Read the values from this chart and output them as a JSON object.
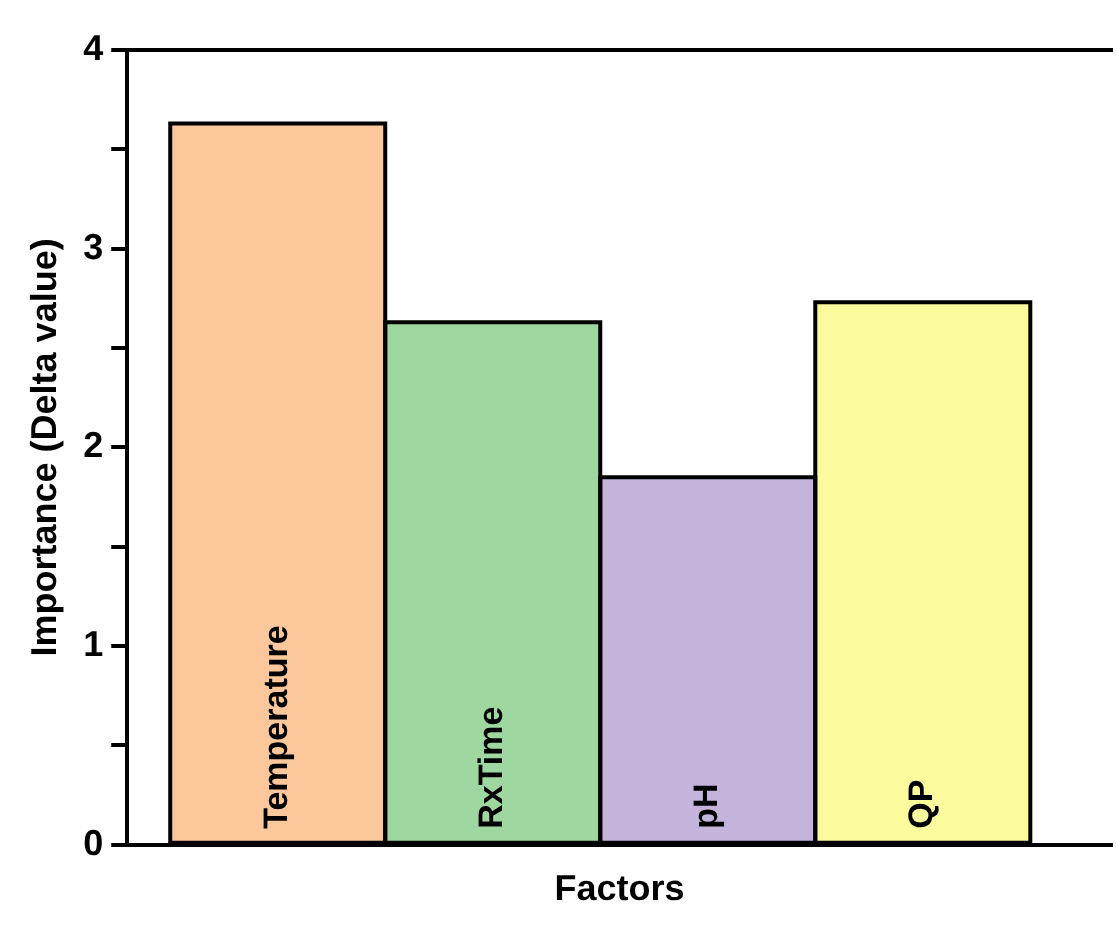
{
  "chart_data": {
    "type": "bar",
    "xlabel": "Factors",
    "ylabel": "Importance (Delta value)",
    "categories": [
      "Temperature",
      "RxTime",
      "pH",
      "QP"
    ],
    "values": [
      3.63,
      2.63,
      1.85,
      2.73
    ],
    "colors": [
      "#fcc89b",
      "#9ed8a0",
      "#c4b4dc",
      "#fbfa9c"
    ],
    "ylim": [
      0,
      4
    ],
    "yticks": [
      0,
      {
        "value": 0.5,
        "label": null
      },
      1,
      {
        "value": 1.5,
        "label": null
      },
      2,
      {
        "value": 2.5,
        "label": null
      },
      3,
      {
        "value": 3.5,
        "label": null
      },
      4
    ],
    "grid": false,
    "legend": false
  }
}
...
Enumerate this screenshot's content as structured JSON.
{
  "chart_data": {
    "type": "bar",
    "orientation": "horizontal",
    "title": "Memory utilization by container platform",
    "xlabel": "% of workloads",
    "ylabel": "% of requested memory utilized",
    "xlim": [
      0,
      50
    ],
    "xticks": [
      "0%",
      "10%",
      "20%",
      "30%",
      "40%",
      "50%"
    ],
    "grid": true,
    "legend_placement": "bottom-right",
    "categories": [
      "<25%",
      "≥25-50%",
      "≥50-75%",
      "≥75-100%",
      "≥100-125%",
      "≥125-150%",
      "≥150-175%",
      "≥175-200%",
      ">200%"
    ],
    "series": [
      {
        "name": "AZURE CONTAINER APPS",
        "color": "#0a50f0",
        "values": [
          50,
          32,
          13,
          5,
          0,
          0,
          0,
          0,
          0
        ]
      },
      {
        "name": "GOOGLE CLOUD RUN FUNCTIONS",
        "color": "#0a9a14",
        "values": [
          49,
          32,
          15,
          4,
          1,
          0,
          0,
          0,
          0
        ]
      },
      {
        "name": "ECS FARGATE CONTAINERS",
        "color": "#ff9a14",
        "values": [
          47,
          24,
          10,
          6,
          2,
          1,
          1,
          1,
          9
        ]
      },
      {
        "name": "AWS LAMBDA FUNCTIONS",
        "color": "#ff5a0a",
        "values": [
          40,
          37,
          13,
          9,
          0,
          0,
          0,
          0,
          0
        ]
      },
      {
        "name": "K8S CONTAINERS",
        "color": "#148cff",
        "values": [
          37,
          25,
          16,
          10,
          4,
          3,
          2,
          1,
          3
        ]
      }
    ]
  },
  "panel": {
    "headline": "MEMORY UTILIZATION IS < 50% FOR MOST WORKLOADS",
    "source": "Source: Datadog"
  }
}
==
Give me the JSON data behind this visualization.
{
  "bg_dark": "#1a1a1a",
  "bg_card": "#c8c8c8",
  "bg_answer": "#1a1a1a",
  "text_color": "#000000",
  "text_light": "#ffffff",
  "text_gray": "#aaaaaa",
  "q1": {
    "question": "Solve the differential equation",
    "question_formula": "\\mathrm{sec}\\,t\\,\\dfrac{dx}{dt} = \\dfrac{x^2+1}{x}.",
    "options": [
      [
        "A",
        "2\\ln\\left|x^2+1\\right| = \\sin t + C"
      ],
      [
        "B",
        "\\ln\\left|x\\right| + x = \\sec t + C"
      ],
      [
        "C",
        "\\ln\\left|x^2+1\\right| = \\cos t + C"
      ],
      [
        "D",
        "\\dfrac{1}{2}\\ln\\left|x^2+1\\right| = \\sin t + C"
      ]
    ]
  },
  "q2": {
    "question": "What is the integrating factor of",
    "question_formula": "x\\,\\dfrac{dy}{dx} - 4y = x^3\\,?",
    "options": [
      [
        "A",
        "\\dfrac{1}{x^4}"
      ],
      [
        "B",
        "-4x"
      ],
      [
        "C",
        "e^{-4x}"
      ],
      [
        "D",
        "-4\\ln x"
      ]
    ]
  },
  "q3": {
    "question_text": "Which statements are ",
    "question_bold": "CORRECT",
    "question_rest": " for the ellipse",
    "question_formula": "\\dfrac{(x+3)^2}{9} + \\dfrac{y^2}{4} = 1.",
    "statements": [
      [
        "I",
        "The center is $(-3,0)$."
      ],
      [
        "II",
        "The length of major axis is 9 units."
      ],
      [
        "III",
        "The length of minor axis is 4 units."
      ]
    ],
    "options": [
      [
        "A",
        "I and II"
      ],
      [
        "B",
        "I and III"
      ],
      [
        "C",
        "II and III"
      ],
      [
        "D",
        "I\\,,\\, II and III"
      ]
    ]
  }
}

WORK INSTRUCTIONS
Each line that has the word "CONTAINERS" counts once. How many such lines are in the data? Give the number alone.

ANSWER BELOW
2